» **RECORDS FOR THE EXERCISE**:
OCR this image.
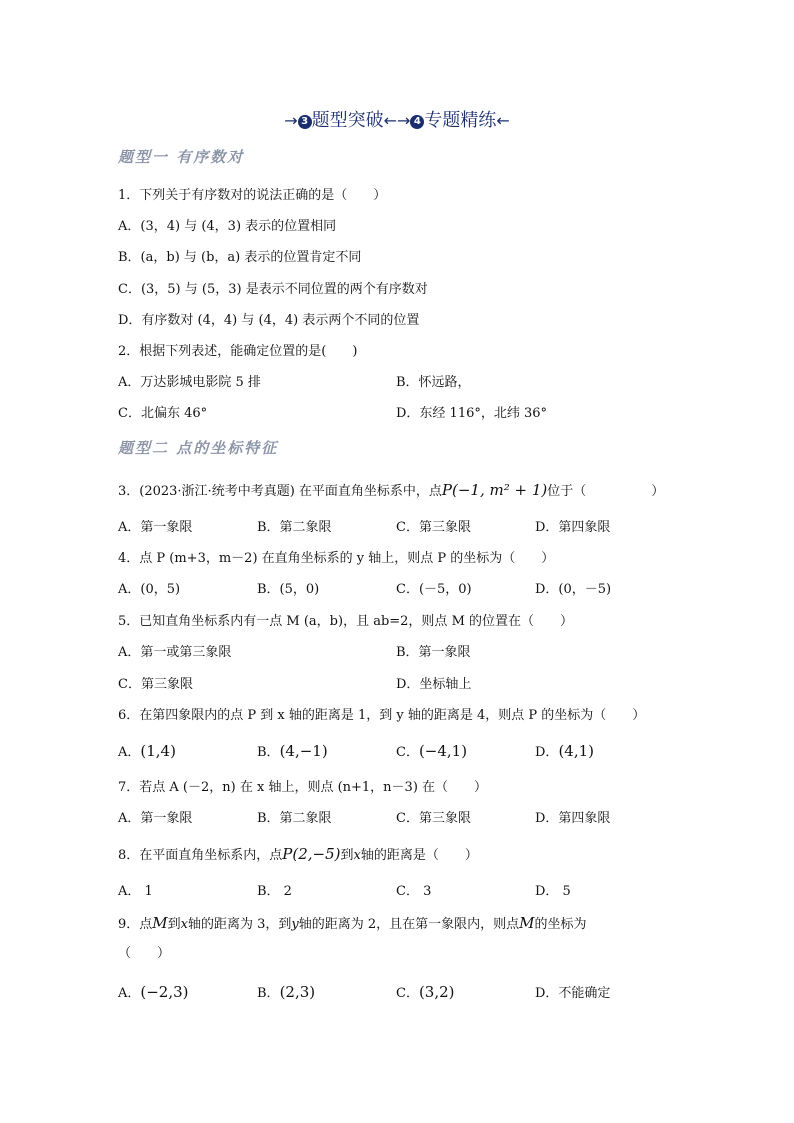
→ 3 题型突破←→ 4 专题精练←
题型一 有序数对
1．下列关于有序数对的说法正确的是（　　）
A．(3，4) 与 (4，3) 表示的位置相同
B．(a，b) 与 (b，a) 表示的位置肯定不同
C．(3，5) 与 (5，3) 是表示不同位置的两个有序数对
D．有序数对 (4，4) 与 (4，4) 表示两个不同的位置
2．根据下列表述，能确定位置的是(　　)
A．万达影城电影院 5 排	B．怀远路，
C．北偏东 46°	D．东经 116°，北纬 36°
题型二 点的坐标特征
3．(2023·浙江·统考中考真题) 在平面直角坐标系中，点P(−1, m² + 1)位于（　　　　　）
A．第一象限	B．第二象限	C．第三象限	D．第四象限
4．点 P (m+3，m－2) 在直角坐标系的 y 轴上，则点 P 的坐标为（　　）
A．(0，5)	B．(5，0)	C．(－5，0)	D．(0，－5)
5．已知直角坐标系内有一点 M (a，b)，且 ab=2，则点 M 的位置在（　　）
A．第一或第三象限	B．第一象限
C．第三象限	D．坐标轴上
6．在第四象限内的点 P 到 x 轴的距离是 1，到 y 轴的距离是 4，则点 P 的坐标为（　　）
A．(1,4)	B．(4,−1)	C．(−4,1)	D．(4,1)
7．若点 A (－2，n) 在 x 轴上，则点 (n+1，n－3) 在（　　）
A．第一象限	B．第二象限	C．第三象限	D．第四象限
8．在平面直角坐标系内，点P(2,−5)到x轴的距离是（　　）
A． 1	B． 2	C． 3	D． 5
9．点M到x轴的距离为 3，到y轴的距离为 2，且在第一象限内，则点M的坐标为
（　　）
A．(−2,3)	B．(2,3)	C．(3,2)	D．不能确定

» **GIVEN TASK**:
Repeat the data in full and exactly. Omit pictures.

» **SOLVED EXERCISE**:
OCR this image.
→ 3 题型突破←→ 4 专题精练←
题型一 有序数对
1．下列关于有序数对的说法正确的是（　　）
A．(3，4) 与 (4，3) 表示的位置相同
B．(a，b) 与 (b，a) 表示的位置肯定不同
C．(3，5) 与 (5，3) 是表示不同位置的两个有序数对
D．有序数对 (4，4) 与 (4，4) 表示两个不同的位置
2．根据下列表述，能确定位置的是(　　)
A．万达影城电影院 5 排	B．怀远路，
C．北偏东 46°	D．东经 116°，北纬 36°
题型二 点的坐标特征
3．(2023·浙江·统考中考真题) 在平面直角坐标系中，点P(−1, m² + 1)位于（　　　　　）
A．第一象限	B．第二象限	C．第三象限	D．第四象限
4．点 P (m+3，m－2) 在直角坐标系的 y 轴上，则点 P 的坐标为（　　）
A．(0，5)	B．(5，0)	C．(－5，0)	D．(0，－5)
5．已知直角坐标系内有一点 M (a，b)，且 ab=2，则点 M 的位置在（　　）
A．第一或第三象限	B．第一象限
C．第三象限	D．坐标轴上
6．在第四象限内的点 P 到 x 轴的距离是 1，到 y 轴的距离是 4，则点 P 的坐标为（　　）
A．(1,4)	B．(4,−1)	C．(−4,1)	D．(4,1)
7．若点 A (－2，n) 在 x 轴上，则点 (n+1，n－3) 在（　　）
A．第一象限	B．第二象限	C．第三象限	D．第四象限
8．在平面直角坐标系内，点P(2,−5)到x轴的距离是（　　）
A． 1	B． 2	C． 3	D． 5
9．点M到x轴的距离为 3，到y轴的距离为 2，且在第一象限内，则点M的坐标为
（　　）
A．(−2,3)	B．(2,3)	C．(3,2)	D．不能确定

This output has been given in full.